Raw records:

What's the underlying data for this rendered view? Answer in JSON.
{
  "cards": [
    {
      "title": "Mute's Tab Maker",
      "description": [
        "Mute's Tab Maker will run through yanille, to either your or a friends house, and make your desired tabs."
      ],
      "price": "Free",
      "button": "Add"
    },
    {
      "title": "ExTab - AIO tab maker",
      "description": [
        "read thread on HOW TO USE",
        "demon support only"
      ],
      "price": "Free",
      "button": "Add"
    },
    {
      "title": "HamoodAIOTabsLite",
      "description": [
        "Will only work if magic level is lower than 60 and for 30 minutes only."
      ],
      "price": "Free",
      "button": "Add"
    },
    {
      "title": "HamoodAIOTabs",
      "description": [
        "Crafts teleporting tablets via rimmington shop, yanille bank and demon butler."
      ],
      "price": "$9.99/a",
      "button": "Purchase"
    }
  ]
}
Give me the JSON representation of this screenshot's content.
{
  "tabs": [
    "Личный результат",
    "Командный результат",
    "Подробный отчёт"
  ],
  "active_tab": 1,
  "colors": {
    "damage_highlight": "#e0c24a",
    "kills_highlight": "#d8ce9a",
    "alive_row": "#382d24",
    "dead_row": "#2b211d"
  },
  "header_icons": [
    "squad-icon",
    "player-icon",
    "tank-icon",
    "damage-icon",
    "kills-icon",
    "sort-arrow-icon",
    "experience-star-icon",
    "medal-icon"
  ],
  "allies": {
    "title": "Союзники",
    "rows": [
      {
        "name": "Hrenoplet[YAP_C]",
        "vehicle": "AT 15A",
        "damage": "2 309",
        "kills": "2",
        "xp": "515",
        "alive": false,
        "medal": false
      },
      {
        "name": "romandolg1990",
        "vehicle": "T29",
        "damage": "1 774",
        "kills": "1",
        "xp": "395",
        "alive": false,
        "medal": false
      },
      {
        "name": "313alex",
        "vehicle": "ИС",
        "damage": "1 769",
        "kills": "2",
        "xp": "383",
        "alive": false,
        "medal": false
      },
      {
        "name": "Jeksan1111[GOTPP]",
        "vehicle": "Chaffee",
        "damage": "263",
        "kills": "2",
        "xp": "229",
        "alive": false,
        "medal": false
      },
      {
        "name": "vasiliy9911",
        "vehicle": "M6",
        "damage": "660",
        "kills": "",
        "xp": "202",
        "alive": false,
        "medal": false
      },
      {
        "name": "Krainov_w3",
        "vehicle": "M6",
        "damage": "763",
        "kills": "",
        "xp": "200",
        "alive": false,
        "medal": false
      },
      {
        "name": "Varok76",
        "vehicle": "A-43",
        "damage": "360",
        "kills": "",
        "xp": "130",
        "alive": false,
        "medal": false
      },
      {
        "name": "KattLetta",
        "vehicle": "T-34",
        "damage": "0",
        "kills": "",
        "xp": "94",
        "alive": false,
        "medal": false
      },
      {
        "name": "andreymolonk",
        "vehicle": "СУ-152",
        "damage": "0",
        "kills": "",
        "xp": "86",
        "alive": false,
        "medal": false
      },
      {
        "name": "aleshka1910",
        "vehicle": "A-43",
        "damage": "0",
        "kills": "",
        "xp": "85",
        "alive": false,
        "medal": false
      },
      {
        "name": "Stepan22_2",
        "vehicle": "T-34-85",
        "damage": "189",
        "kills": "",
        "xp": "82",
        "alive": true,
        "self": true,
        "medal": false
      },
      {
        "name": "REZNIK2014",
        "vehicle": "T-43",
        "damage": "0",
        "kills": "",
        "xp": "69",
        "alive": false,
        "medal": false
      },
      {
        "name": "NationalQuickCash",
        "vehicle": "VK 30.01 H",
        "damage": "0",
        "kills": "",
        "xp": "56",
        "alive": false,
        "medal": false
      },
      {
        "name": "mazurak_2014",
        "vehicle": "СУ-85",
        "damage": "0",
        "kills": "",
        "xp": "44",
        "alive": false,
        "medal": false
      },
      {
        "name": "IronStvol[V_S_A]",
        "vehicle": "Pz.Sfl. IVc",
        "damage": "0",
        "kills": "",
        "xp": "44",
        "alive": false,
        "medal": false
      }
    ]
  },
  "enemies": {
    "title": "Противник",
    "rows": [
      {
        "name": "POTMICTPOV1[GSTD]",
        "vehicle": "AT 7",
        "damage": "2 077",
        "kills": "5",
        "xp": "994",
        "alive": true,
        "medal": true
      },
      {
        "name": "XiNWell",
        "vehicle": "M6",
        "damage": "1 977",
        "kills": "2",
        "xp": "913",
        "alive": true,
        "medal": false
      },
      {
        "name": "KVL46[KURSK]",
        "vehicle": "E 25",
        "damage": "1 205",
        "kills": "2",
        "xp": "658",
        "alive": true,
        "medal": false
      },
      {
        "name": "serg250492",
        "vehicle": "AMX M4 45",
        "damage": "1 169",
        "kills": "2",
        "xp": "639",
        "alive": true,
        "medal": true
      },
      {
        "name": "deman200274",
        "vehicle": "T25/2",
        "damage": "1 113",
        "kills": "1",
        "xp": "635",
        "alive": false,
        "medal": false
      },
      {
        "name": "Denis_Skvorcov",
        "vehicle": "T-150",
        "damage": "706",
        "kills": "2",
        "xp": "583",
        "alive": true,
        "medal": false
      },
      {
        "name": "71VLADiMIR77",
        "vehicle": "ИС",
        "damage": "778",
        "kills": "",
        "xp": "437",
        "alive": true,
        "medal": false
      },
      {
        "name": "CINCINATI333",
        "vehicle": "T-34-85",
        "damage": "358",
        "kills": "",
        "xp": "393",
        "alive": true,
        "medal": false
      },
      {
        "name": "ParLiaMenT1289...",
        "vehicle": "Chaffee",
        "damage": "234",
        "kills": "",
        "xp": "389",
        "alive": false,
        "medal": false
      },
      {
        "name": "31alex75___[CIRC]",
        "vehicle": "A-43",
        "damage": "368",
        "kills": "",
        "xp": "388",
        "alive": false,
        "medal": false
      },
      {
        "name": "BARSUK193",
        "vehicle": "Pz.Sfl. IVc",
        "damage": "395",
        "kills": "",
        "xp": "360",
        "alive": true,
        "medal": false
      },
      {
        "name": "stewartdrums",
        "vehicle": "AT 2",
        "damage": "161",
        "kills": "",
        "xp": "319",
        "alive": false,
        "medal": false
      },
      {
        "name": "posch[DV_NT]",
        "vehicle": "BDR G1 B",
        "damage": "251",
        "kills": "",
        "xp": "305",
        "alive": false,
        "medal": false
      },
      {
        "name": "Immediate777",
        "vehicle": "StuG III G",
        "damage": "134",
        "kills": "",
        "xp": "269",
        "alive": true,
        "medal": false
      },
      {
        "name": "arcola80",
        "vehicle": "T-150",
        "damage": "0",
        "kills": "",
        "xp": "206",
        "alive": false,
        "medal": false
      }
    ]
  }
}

What this task involves:
Set down the material above again, word for word.

Response to this task:
What's the underlying data for this rendered view? Answer in JSON.
{
  "cards": [
    {
      "title": "Mute's Tab Maker",
      "description": [
        "Mute's Tab Maker will run through yanille, to either your or a friends house, and make your desired tabs."
      ],
      "price": "Free",
      "button": "Add"
    },
    {
      "title": "ExTab - AIO tab maker",
      "description": [
        "read thread on HOW TO USE",
        "demon support only"
      ],
      "price": "Free",
      "button": "Add"
    },
    {
      "title": "HamoodAIOTabsLite",
      "description": [
        "Will only work if magic level is lower than 60 and for 30 minutes only."
      ],
      "price": "Free",
      "button": "Add"
    },
    {
      "title": "HamoodAIOTabs",
      "description": [
        "Crafts teleporting tablets via rimmington shop, yanille bank and demon butler."
      ],
      "price": "$9.99/a",
      "button": "Purchase"
    }
  ]
}
Give me the JSON representation of this screenshot's content.
{
  "tabs": [
    "Личный результат",
    "Командный результат",
    "Подробный отчёт"
  ],
  "active_tab": 1,
  "colors": {
    "damage_highlight": "#e0c24a",
    "kills_highlight": "#d8ce9a",
    "alive_row": "#382d24",
    "dead_row": "#2b211d"
  },
  "header_icons": [
    "squad-icon",
    "player-icon",
    "tank-icon",
    "damage-icon",
    "kills-icon",
    "sort-arrow-icon",
    "experience-star-icon",
    "medal-icon"
  ],
  "allies": {
    "title": "Союзники",
    "rows": [
      {
        "name": "Hrenoplet[YAP_C]",
        "vehicle": "AT 15A",
        "damage": "2 309",
        "kills": "2",
        "xp": "515",
        "alive": false,
        "medal": false
      },
      {
        "name": "romandolg1990",
        "vehicle": "T29",
        "damage": "1 774",
        "kills": "1",
        "xp": "395",
        "alive": false,
        "medal": false
      },
      {
        "name": "313alex",
        "vehicle": "ИС",
        "damage": "1 769",
        "kills": "2",
        "xp": "383",
        "alive": false,
        "medal": false
      },
      {
        "name": "Jeksan1111[GOTPP]",
        "vehicle": "Chaffee",
        "damage": "263",
        "kills": "2",
        "xp": "229",
        "alive": false,
        "medal": false
      },
      {
        "name": "vasiliy9911",
        "vehicle": "M6",
        "damage": "660",
        "kills": "",
        "xp": "202",
        "alive": false,
        "medal": false
      },
      {
        "name": "Krainov_w3",
        "vehicle": "M6",
        "damage": "763",
        "kills": "",
        "xp": "200",
        "alive": false,
        "medal": false
      },
      {
        "name": "Varok76",
        "vehicle": "A-43",
        "damage": "360",
        "kills": "",
        "xp": "130",
        "alive": false,
        "medal": false
      },
      {
        "name": "KattLetta",
        "vehicle": "T-34",
        "damage": "0",
        "kills": "",
        "xp": "94",
        "alive": false,
        "medal": false
      },
      {
        "name": "andreymolonk",
        "vehicle": "СУ-152",
        "damage": "0",
        "kills": "",
        "xp": "86",
        "alive": false,
        "medal": false
      },
      {
        "name": "aleshka1910",
        "vehicle": "A-43",
        "damage": "0",
        "kills": "",
        "xp": "85",
        "alive": false,
        "medal": false
      },
      {
        "name": "Stepan22_2",
        "vehicle": "T-34-85",
        "damage": "189",
        "kills": "",
        "xp": "82",
        "alive": true,
        "self": true,
        "medal": false
      },
      {
        "name": "REZNIK2014",
        "vehicle": "T-43",
        "damage": "0",
        "kills": "",
        "xp": "69",
        "alive": false,
        "medal": false
      },
      {
        "name": "NationalQuickCash",
        "vehicle": "VK 30.01 H",
        "damage": "0",
        "kills": "",
        "xp": "56",
        "alive": false,
        "medal": false
      },
      {
        "name": "mazurak_2014",
        "vehicle": "СУ-85",
        "damage": "0",
        "kills": "",
        "xp": "44",
        "alive": false,
        "medal": false
      },
      {
        "name": "IronStvol[V_S_A]",
        "vehicle": "Pz.Sfl. IVc",
        "damage": "0",
        "kills": "",
        "xp": "44",
        "alive": false,
        "medal": false
      }
    ]
  },
  "enemies": {
    "title": "Противник",
    "rows": [
      {
        "name": "POTMICTPOV1[GSTD]",
        "vehicle": "AT 7",
        "damage": "2 077",
        "kills": "5",
        "xp": "994",
        "alive": true,
        "medal": true
      },
      {
        "name": "XiNWell",
        "vehicle": "M6",
        "damage": "1 977",
        "kills": "2",
        "xp": "913",
        "alive": true,
        "medal": false
      },
      {
        "name": "KVL46[KURSK]",
        "vehicle": "E 25",
        "damage": "1 205",
        "kills": "2",
        "xp": "658",
        "alive": true,
        "medal": false
      },
      {
        "name": "serg250492",
        "vehicle": "AMX M4 45",
        "damage": "1 169",
        "kills": "2",
        "xp": "639",
        "alive": true,
        "medal": true
      },
      {
        "name": "deman200274",
        "vehicle": "T25/2",
        "damage": "1 113",
        "kills": "1",
        "xp": "635",
        "alive": false,
        "medal": false
      },
      {
        "name": "Denis_Skvorcov",
        "vehicle": "T-150",
        "damage": "706",
        "kills": "2",
        "xp": "583",
        "alive": true,
        "medal": false
      },
      {
        "name": "71VLADiMIR77",
        "vehicle": "ИС",
        "damage": "778",
        "kills": "",
        "xp": "437",
        "alive": true,
        "medal": false
      },
      {
        "name": "CINCINATI333",
        "vehicle": "T-34-85",
        "damage": "358",
        "kills": "",
        "xp": "393",
        "alive": true,
        "medal": false
      },
      {
        "name": "ParLiaMenT1289...",
        "vehicle": "Chaffee",
        "damage": "234",
        "kills": "",
        "xp": "389",
        "alive": false,
        "medal": false
      },
      {
        "name": "31alex75___[CIRC]",
        "vehicle": "A-43",
        "damage": "368",
        "kills": "",
        "xp": "388",
        "alive": false,
        "medal": false
      },
      {
        "name": "BARSUK193",
        "vehicle": "Pz.Sfl. IVc",
        "damage": "395",
        "kills": "",
        "xp": "360",
        "alive": true,
        "medal": false
      },
      {
        "name": "stewartdrums",
        "vehicle": "AT 2",
        "damage": "161",
        "kills": "",
        "xp": "319",
        "alive": false,
        "medal": false
      },
      {
        "name": "posch[DV_NT]",
        "vehicle": "BDR G1 B",
        "damage": "251",
        "kills": "",
        "xp": "305",
        "alive": false,
        "medal": false
      },
      {
        "name": "Immediate777",
        "vehicle": "StuG III G",
        "damage": "134",
        "kills": "",
        "xp": "269",
        "alive": true,
        "medal": false
      },
      {
        "name": "arcola80",
        "vehicle": "T-150",
        "damage": "0",
        "kills": "",
        "xp": "206",
        "alive": false,
        "medal": false
      }
    ]
  }
}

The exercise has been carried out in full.